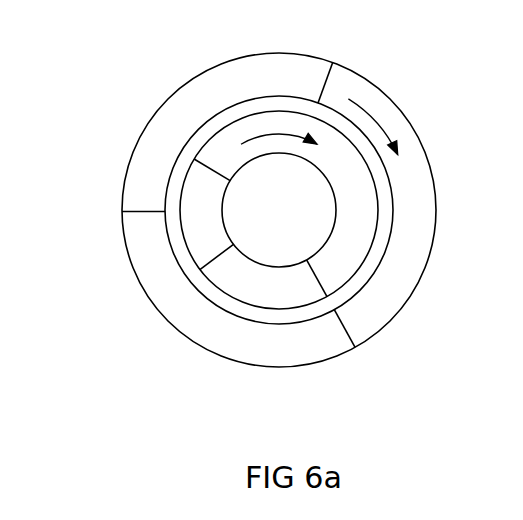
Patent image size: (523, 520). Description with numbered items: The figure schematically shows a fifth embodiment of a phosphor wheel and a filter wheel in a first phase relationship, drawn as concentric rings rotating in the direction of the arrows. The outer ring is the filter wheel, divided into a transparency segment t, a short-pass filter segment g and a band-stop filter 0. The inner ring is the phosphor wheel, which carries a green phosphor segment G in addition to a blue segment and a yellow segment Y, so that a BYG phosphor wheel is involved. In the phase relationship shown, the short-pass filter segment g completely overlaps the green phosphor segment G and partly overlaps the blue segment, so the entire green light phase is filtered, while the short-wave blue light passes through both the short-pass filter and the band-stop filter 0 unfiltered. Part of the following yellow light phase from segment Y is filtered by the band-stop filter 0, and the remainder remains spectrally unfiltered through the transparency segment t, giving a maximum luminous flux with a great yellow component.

The band-stop filter 0 is at (178, 107).
The transparency segment t is at (352, 82).
The short-pass filter segment g is at (213, 347).
The green phosphor segment G is at (283, 290).
The yellow phosphor segment Y is at (348, 238).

[Goal of the exercise]: Rewrite the listing with "filter wheel" substituted by "color filter wheel" and everything else unchanged, and omit the picture from your answer.

[The output]:
Patent image size: (523, 520). Description with numbered items: The figure schematically shows a fifth embodiment of a phosphor wheel and a color filter wheel in a first phase relationship, drawn as concentric rings rotating in the direction of the arrows. The outer ring is the color filter wheel, divided into a transparency segment t, a short-pass filter segment g and a band-stop filter 0. The inner ring is the phosphor wheel, which carries a green phosphor segment G in addition to a blue segment and a yellow segment Y, so that a BYG phosphor wheel is involved. In the phase relationship shown, the short-pass filter segment g completely overlaps the green phosphor segment G and partly overlaps the blue segment, so the entire green light phase is filtered, while the short-wave blue light passes through both the short-pass filter and the band-stop filter 0 unfiltered. Part of the following yellow light phase from segment Y is filtered by the band-stop filter 0, and the remainder remains spectrally unfiltered through the transparency segment t, giving a maximum luminous flux with a great yellow component.

The band-stop filter 0 is at (178, 107).
The transparency segment t is at (352, 82).
The short-pass filter segment g is at (213, 347).
The green phosphor segment G is at (283, 290).
The yellow phosphor segment Y is at (348, 238).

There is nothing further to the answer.